#### RECORD EXCERPTS

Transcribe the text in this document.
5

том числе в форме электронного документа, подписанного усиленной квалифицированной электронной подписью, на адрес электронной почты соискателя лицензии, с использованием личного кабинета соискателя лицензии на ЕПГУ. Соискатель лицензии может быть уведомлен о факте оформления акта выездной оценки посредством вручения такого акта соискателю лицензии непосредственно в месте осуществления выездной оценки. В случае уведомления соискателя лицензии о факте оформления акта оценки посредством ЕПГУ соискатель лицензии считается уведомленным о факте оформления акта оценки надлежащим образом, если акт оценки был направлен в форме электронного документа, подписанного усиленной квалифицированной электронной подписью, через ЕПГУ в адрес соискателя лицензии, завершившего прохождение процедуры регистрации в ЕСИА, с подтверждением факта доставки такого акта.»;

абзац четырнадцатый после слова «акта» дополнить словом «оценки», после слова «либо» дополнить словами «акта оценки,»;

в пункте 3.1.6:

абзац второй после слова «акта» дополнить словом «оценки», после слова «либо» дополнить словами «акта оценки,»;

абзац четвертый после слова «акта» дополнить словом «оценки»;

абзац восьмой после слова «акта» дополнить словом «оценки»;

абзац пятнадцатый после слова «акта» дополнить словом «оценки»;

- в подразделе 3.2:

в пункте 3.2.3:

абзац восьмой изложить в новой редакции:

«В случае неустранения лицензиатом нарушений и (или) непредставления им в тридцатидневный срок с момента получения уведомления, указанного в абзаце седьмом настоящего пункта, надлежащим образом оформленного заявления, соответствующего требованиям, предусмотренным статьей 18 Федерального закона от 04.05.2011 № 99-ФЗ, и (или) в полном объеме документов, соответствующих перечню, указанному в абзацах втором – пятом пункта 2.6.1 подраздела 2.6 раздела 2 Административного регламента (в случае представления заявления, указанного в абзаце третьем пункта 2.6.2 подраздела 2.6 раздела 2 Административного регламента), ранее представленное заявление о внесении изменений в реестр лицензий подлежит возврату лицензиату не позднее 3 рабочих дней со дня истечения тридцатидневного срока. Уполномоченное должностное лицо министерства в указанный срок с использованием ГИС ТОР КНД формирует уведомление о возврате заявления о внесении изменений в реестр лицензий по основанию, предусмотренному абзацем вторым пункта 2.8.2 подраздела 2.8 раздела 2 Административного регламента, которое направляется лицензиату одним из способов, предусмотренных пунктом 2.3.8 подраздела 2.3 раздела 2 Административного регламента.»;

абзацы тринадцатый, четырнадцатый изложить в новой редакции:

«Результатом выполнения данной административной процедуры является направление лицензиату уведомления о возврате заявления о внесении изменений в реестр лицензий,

########

* **REQUIRED TASK**
Write out the complete set of records exactly as given.

* **THE RESULT**
Transcribe the text in this document.
5

том числе в форме электронного документа, подписанного усиленной квалифицированной электронной подписью, на адрес электронной почты соискателя лицензии, с использованием личного кабинета соискателя лицензии на ЕПГУ. Соискатель лицензии может быть уведомлен о факте оформления акта выездной оценки посредством вручения такого акта соискателю лицензии непосредственно в месте осуществления выездной оценки. В случае уведомления соискателя лицензии о факте оформления акта оценки посредством ЕПГУ соискатель лицензии считается уведомленным о факте оформления акта оценки надлежащим образом, если акт оценки был направлен в форме электронного документа, подписанного усиленной квалифицированной электронной подписью, через ЕПГУ в адрес соискателя лицензии, завершившего прохождение процедуры регистрации в ЕСИА, с подтверждением факта доставки такого акта.»;

абзац четырнадцатый после слова «акта» дополнить словом «оценки», после слова «либо» дополнить словами «акта оценки,»;

в пункте 3.1.6:

абзац второй после слова «акта» дополнить словом «оценки», после слова «либо» дополнить словами «акта оценки,»;

абзац четвертый после слова «акта» дополнить словом «оценки»;

абзац восьмой после слова «акта» дополнить словом «оценки»;

абзац пятнадцатый после слова «акта» дополнить словом «оценки»;

- в подразделе 3.2:

в пункте 3.2.3:

абзац восьмой изложить в новой редакции:

«В случае неустранения лицензиатом нарушений и (или) непредставления им в тридцатидневный срок с момента получения уведомления, указанного в абзаце седьмом настоящего пункта, надлежащим образом оформленного заявления, соответствующего требованиям, предусмотренным статьей 18 Федерального закона от 04.05.2011 № 99-ФЗ, и (или) в полном объеме документов, соответствующих перечню, указанному в абзацах втором – пятом пункта 2.6.1 подраздела 2.6 раздела 2 Административного регламента (в случае представления заявления, указанного в абзаце третьем пункта 2.6.2 подраздела 2.6 раздела 2 Административного регламента), ранее представленное заявление о внесении изменений в реестр лицензий подлежит возврату лицензиату не позднее 3 рабочих дней со дня истечения тридцатидневного срока. Уполномоченное должностное лицо министерства в указанный срок с использованием ГИС ТОР КНД формирует уведомление о возврате заявления о внесении изменений в реестр лицензий по основанию, предусмотренному абзацем вторым пункта 2.8.2 подраздела 2.8 раздела 2 Административного регламента, которое направляется лицензиату одним из способов, предусмотренных пунктом 2.3.8 подраздела 2.3 раздела 2 Административного регламента.»;

абзацы тринадцатый, четырнадцатый изложить в новой редакции:

«Результатом выполнения данной административной процедуры является направление лицензиату уведомления о возврате заявления о внесении изменений в реестр лицензий,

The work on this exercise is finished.